### DOCUMENT PASSAGE
- - -

That said, I don't even see "huge demand" for the AI triocorns right now. Unlike in 2000, most people are skeptical.
World Online IPO
€64 million revenue on €91 million losses.Meanwhile, Anthropic is adding ~$10-$15b ARR every month.
That said, I don't even see "huge demand" for the AI triocorns right now. Unlike in 2000, most people are skeptical.
I personally think there is massive demand. I think Anthropic will easily eclipse $2 trillion marketcap on first day of trading.The only company I'm confident will survive this hardware crunch and still be relatively successful in this space is Google.
OpenAI in particular is a bet that there will be an AI moat and that OpenAI will "win". I don't think there will be a moat and China is a big reason why (eg DeepSeek).
SpaceX is a little different. Yes, launching rockets is a business but it's not a trillion dollar business. 100 Falcon 9 launches doesn't even break $10 billion in revenue. Plus, Starship faces cost overruns, delays and significant headwinds.

- - -

### ENTRIES PROVIDED
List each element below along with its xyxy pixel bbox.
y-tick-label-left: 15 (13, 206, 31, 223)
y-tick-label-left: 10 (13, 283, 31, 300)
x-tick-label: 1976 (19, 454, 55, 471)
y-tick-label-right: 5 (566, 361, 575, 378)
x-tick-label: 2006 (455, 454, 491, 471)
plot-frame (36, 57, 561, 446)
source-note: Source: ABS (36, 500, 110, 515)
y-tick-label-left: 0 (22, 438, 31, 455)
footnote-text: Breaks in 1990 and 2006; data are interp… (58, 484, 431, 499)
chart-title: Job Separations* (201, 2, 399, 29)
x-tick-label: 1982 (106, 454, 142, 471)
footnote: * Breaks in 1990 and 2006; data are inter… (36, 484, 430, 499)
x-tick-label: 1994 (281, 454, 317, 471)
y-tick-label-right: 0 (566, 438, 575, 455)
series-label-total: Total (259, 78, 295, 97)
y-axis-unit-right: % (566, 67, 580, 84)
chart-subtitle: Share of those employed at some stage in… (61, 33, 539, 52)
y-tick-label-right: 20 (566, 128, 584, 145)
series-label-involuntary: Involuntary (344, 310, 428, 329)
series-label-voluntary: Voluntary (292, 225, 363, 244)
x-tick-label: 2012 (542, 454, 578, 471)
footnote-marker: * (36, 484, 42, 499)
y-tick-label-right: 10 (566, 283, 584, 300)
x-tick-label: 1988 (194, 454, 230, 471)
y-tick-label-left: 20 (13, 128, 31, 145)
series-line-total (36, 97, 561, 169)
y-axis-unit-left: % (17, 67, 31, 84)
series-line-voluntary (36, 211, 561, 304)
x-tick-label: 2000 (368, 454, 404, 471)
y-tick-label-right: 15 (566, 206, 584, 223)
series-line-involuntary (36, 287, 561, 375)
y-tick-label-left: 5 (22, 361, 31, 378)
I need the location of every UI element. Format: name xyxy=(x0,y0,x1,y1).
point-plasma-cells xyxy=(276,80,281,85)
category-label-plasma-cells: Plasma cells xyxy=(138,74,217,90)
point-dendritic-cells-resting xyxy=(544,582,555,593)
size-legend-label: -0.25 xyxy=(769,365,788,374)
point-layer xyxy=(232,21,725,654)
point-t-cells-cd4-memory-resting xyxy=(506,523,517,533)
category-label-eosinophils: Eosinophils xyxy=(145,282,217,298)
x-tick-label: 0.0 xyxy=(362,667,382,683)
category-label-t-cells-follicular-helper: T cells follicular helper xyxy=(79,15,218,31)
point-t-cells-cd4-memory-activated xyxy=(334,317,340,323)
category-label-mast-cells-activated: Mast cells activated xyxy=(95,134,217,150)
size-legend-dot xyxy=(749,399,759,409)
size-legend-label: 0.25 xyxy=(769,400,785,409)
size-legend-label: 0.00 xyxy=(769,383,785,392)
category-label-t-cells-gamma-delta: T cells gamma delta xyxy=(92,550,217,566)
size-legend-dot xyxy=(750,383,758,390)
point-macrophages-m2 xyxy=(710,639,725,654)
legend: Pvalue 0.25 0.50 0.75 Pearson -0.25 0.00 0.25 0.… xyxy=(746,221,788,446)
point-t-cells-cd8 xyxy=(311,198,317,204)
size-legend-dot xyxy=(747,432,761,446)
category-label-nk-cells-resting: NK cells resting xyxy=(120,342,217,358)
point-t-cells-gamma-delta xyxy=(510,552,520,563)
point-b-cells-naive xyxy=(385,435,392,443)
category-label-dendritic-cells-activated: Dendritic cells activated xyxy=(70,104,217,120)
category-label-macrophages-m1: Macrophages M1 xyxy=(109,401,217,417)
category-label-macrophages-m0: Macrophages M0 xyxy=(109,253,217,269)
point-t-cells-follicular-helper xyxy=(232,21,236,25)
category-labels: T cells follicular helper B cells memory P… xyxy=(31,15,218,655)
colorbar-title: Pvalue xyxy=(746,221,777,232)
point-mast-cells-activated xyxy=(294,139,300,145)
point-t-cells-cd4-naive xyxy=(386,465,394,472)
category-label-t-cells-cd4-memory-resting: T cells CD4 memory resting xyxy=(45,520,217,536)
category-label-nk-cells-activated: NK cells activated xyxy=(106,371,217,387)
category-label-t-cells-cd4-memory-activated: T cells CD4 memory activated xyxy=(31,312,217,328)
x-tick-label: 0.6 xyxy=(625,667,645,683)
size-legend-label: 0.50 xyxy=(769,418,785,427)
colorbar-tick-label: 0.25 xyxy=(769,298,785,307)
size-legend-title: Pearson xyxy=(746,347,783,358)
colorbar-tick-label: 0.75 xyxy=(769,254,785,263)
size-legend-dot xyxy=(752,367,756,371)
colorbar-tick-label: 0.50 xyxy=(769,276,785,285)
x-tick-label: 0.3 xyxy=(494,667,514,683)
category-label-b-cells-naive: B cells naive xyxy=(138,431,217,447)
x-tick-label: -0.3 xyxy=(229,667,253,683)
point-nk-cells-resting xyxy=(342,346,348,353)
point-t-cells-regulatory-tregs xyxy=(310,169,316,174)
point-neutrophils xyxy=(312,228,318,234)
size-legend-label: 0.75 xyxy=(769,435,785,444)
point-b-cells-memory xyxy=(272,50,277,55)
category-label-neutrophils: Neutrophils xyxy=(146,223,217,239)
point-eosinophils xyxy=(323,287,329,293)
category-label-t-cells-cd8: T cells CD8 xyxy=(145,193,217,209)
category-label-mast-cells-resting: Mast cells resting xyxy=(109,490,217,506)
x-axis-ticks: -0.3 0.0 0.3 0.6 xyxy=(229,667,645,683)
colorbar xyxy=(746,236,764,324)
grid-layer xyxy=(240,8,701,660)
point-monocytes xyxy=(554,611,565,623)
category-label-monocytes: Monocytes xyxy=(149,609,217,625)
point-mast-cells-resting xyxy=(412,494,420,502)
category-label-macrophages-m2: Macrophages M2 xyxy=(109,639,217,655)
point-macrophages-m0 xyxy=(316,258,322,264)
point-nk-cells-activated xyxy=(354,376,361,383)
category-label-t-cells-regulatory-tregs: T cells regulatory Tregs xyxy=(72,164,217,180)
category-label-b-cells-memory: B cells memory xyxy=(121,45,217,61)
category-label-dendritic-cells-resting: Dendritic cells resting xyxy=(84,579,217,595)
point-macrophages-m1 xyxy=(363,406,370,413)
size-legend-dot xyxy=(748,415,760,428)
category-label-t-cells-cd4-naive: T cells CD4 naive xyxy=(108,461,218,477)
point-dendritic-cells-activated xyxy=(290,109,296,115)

- - -

### REQUIRED TASKS
1 > In the comments on AI company valuations, which company does the writer feel confident will survive the hardware crunch and remain relatively successful?
2 > Continue the comments on AI company valuations, starting after the sentence about Starship's cost overruns, delays and headwinds.

### RESPONSES BY ITEM NUMBER
1 > Google

2 >
But the real kicker is that SpaceX was used to bail out Elon from the Twitter purchase and the xAI investors from the first Twitter bailout. That's a problem because xAI is burning $1 billion a month in a company where that really matters and I don't think Grok will "win" here. Like, at all. SpaceX would be a significantly more attractive company without xAI.
The big potential growth area is Starlink. For that to justify this valuation I think you need handheld Starlink phones. That requires a lot of satellites at a relatively low orbit, which also means they have a relatively short life (because they burn up in the atmosphere). And for that Starship must succeed.
All the AI data center in space stuff is complete bullshit. It makes no sense. It'll never be viable. It's not going to happen.
EDIT: let me clarify because I was careless in my wording. So, Anthropic individually has not spent "trillions". That was more of a general statement on AI spending. Anthropic has raised ~$100B, the last round of which was $65B (at $965B post-money IIRC). This industry as a whole needs to recoup trillions.
Anthropic seems to be in a better position (as a business) than OpeNAI is but I do think the it's a race to cash out before depreciating assets, well, drepreciate and there's the real risk as compute becomes cheaper and the AI craze wears off, Claude just may not have the growth trajectory that is built into the price.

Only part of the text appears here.